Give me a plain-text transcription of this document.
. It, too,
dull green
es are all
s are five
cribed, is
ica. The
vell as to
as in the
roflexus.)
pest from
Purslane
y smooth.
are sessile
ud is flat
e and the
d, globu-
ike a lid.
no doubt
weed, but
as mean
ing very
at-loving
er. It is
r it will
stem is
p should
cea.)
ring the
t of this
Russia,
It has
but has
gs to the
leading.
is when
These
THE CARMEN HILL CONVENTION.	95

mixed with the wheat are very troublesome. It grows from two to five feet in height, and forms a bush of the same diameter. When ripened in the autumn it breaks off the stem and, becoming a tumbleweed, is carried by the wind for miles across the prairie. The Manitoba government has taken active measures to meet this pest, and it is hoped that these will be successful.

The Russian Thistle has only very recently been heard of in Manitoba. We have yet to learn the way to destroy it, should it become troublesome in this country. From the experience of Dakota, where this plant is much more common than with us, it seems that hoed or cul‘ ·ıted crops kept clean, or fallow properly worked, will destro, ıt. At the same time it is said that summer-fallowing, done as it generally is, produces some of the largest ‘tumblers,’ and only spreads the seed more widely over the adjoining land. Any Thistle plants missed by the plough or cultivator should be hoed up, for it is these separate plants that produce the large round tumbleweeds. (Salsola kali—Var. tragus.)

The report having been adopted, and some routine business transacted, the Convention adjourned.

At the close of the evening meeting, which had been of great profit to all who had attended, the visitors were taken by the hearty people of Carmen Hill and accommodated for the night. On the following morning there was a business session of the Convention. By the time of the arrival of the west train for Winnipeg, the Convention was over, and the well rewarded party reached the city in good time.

* * * * * * *

**EXERCISE DIRECTIONS**: Quote each line of the data above exactly as written.

**RESULT**:
Give me a plain-text transcription of this document.
. It, too,
dull green
es are all
s are five
cribed, is
ica. The
vell as to
as in the
roflexus.)
pest from
Purslane
y smooth.
are sessile
ud is flat
e and the
d, globu-
ike a lid.
no doubt
weed, but
as mean
ing very
at-loving
er. It is
r it will
stem is
p should
cea.)
ring the
t of this
Russia,
It has
but has
gs to the
leading.
is when
These
THE CARMEN HILL CONVENTION.	95

mixed with the wheat are very troublesome. It grows from two to five feet in height, and forms a bush of the same diameter. When ripened in the autumn it breaks off the stem and, becoming a tumbleweed, is carried by the wind for miles across the prairie. The Manitoba government has taken active measures to meet this pest, and it is hoped that these will be successful.

The Russian Thistle has only very recently been heard of in Manitoba. We have yet to learn the way to destroy it, should it become troublesome in this country. From the experience of Dakota, where this plant is much more common than with us, it seems that hoed or cul‘ ·ıted crops kept clean, or fallow properly worked, will destro, ıt. At the same time it is said that summer-fallowing, done as it generally is, produces some of the largest ‘tumblers,’ and only spreads the seed more widely over the adjoining land. Any Thistle plants missed by the plough or cultivator should be hoed up, for it is these separate plants that produce the large round tumbleweeds. (Salsola kali—Var. tragus.)

The report having been adopted, and some routine business transacted, the Convention adjourned.

At the close of the evening meeting, which had been of great profit to all who had attended, the visitors were taken by the hearty people of Carmen Hill and accommodated for the night. On the following morning there was a business session of the Convention. By the time of the arrival of the west train for Winnipeg, the Convention was over, and the well rewarded party reached the city in good time.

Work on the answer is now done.